--- begin RECORDS SUPPLIED ---

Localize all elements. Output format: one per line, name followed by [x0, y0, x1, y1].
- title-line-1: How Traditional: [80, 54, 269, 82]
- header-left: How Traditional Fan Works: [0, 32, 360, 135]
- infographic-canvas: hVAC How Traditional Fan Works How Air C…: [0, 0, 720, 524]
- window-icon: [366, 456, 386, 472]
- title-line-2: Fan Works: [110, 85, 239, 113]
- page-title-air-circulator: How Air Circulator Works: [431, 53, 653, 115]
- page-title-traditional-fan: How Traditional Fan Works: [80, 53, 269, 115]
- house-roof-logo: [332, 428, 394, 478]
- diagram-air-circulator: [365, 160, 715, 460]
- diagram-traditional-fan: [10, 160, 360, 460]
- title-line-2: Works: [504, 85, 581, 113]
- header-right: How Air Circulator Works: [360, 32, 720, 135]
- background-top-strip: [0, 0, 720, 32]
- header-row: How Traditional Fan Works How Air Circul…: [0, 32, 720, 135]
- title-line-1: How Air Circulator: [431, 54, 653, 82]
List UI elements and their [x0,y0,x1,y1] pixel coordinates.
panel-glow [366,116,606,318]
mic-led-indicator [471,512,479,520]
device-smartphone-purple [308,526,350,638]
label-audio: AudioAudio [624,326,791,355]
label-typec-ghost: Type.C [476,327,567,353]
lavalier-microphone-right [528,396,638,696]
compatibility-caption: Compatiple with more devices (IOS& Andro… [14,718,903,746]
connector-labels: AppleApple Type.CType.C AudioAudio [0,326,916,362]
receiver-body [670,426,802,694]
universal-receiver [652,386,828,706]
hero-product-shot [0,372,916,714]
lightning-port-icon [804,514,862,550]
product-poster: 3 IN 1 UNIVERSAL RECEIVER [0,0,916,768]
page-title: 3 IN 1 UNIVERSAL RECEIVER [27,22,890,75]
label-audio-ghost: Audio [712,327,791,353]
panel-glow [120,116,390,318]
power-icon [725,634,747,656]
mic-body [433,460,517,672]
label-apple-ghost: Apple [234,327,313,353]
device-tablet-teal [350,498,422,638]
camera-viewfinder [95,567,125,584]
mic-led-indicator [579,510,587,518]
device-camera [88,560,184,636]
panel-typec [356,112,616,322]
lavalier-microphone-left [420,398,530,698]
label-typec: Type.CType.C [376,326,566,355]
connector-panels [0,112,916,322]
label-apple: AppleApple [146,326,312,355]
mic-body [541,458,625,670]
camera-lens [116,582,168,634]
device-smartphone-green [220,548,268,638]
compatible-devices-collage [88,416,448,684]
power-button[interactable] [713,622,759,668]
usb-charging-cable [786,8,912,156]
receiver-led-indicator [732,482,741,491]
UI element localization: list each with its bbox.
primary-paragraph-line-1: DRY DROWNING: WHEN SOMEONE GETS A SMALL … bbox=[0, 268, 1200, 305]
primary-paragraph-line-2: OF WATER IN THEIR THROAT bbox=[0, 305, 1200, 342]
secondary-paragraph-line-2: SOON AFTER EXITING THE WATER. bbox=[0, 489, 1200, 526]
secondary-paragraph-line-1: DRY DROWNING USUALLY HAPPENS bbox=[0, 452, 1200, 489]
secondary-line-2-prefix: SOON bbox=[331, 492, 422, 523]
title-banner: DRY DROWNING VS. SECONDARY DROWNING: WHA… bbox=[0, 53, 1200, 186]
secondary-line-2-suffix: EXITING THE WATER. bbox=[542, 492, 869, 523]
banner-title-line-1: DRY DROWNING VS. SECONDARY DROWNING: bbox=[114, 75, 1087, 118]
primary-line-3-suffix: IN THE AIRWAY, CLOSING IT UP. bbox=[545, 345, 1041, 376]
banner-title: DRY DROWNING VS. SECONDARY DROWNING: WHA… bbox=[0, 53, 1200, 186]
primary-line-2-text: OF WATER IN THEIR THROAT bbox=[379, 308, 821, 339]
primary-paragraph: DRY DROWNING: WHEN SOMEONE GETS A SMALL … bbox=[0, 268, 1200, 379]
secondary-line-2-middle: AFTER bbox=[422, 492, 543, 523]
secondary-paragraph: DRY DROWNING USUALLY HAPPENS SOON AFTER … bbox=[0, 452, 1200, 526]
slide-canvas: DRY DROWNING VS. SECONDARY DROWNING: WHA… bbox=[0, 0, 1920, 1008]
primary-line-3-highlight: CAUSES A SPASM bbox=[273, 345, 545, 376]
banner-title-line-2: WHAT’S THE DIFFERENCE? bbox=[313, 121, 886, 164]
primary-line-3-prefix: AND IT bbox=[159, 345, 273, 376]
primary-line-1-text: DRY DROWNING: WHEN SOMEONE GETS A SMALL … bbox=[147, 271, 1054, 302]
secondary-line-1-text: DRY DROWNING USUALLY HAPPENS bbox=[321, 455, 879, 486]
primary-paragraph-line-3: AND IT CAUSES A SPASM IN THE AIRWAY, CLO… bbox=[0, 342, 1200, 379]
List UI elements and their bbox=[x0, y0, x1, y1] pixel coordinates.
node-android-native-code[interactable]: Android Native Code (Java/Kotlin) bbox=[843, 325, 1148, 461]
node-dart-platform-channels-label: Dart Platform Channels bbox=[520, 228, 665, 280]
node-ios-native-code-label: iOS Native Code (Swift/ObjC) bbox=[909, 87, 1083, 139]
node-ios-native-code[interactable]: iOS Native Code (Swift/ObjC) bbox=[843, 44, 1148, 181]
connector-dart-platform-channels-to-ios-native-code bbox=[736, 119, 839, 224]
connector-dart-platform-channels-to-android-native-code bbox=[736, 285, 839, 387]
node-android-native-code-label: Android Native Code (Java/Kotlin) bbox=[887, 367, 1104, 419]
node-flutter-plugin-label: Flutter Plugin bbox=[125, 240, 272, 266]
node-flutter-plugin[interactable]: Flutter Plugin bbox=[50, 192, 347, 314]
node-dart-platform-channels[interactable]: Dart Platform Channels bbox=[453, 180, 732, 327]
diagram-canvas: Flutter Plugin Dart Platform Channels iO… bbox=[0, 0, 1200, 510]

--- end RECORDS SUPPLIED ---

■ INSTRUCTIONS TO FOLLOW ■
Copy out verbatim every row from the first one through the line containing "lightning-port-icon [804,514,862,550]", including both of those lines.

■ EXERCISE OUTPUT ■
Localize all elements. Output format: one per line, name followed by [x0, y0, x1, y1].
- title-line-1: How Traditional: [80, 54, 269, 82]
- header-left: How Traditional Fan Works: [0, 32, 360, 135]
- infographic-canvas: hVAC How Traditional Fan Works How Air C…: [0, 0, 720, 524]
- window-icon: [366, 456, 386, 472]
- title-line-2: Fan Works: [110, 85, 239, 113]
- page-title-air-circulator: How Air Circulator Works: [431, 53, 653, 115]
- page-title-traditional-fan: How Traditional Fan Works: [80, 53, 269, 115]
- house-roof-logo: [332, 428, 394, 478]
- diagram-air-circulator: [365, 160, 715, 460]
- diagram-traditional-fan: [10, 160, 360, 460]
- title-line-2: Works: [504, 85, 581, 113]
- header-right: How Air Circulator Works: [360, 32, 720, 135]
- background-top-strip: [0, 0, 720, 32]
- header-row: How Traditional Fan Works How Air Circul…: [0, 32, 720, 135]
- title-line-1: How Air Circulator: [431, 54, 653, 82]
List UI elements and their [x0,y0,x1,y1] pixel coordinates.
panel-glow [366,116,606,318]
mic-led-indicator [471,512,479,520]
device-smartphone-purple [308,526,350,638]
label-audio: AudioAudio [624,326,791,355]
label-typec-ghost: Type.C [476,327,567,353]
lavalier-microphone-right [528,396,638,696]
compatibility-caption: Compatiple with more devices (IOS& Andro… [14,718,903,746]
connector-labels: AppleApple Type.CType.C AudioAudio [0,326,916,362]
receiver-body [670,426,802,694]
universal-receiver [652,386,828,706]
hero-product-shot [0,372,916,714]
lightning-port-icon [804,514,862,550]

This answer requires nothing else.